Direction:
Please locate each line in the entries below that contains the word "Ellipse", and copy those lines out in full.

[Bounding box annotations]
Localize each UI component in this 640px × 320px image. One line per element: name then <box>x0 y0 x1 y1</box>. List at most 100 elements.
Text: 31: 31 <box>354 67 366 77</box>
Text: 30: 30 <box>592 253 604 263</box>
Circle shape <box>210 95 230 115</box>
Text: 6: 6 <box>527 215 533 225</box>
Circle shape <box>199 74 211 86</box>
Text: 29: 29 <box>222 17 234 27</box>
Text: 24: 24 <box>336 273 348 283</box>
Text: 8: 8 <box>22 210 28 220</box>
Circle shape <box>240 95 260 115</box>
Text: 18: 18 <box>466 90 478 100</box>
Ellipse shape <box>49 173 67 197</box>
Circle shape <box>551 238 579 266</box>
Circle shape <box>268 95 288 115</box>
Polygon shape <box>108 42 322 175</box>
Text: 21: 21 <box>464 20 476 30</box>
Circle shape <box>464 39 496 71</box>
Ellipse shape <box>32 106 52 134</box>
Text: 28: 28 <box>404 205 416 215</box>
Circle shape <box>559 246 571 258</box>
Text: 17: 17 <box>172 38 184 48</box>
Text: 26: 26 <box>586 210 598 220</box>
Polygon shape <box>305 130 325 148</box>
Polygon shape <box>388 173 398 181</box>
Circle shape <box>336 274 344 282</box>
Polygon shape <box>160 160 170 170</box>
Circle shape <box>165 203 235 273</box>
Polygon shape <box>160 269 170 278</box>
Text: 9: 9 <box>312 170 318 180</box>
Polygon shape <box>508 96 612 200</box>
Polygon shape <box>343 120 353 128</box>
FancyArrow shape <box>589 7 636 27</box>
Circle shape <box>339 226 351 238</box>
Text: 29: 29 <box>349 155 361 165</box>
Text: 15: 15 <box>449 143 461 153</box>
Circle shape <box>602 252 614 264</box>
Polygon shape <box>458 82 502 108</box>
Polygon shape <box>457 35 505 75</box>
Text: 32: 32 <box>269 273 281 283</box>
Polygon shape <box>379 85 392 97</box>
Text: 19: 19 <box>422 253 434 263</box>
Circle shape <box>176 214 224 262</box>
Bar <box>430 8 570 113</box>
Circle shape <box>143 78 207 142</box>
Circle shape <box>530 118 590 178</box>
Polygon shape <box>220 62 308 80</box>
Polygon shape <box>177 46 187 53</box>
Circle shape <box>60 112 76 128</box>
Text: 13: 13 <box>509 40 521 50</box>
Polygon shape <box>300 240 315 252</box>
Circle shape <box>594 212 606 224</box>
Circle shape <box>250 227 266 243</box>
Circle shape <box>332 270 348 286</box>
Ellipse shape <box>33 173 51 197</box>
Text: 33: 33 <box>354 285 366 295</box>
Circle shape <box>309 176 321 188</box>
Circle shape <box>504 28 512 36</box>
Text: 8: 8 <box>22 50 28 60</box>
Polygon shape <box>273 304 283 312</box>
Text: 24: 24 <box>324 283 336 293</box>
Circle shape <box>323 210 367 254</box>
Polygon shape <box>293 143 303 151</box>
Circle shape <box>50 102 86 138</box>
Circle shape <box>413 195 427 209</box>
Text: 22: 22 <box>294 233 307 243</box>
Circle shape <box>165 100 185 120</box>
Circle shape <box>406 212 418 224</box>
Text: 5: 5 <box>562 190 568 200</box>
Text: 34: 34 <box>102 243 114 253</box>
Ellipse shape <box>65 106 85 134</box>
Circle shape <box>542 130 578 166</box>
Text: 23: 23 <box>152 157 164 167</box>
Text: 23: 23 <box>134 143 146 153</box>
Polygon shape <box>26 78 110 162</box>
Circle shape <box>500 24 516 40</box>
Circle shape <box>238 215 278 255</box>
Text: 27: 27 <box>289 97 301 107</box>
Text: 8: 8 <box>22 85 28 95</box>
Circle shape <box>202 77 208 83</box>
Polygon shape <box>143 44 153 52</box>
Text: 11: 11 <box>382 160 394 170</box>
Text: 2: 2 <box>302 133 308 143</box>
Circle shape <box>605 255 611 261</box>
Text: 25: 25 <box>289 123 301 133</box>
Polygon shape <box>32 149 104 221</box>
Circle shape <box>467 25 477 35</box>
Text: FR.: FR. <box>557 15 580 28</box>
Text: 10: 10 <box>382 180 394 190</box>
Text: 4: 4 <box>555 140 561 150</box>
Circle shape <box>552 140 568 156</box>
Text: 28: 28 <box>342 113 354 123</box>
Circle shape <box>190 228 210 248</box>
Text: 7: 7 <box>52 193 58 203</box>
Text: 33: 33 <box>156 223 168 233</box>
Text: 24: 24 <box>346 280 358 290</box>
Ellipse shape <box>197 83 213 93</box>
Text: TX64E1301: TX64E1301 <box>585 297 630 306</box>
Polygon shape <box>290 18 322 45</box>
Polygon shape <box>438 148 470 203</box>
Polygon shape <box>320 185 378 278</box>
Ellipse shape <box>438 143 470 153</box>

Task output:
Ellipse shape <box>49 173 67 197</box>
Ellipse shape <box>32 106 52 134</box>
Ellipse shape <box>33 173 51 197</box>
Ellipse shape <box>65 106 85 134</box>
Ellipse shape <box>197 83 213 93</box>
Ellipse shape <box>438 143 470 153</box>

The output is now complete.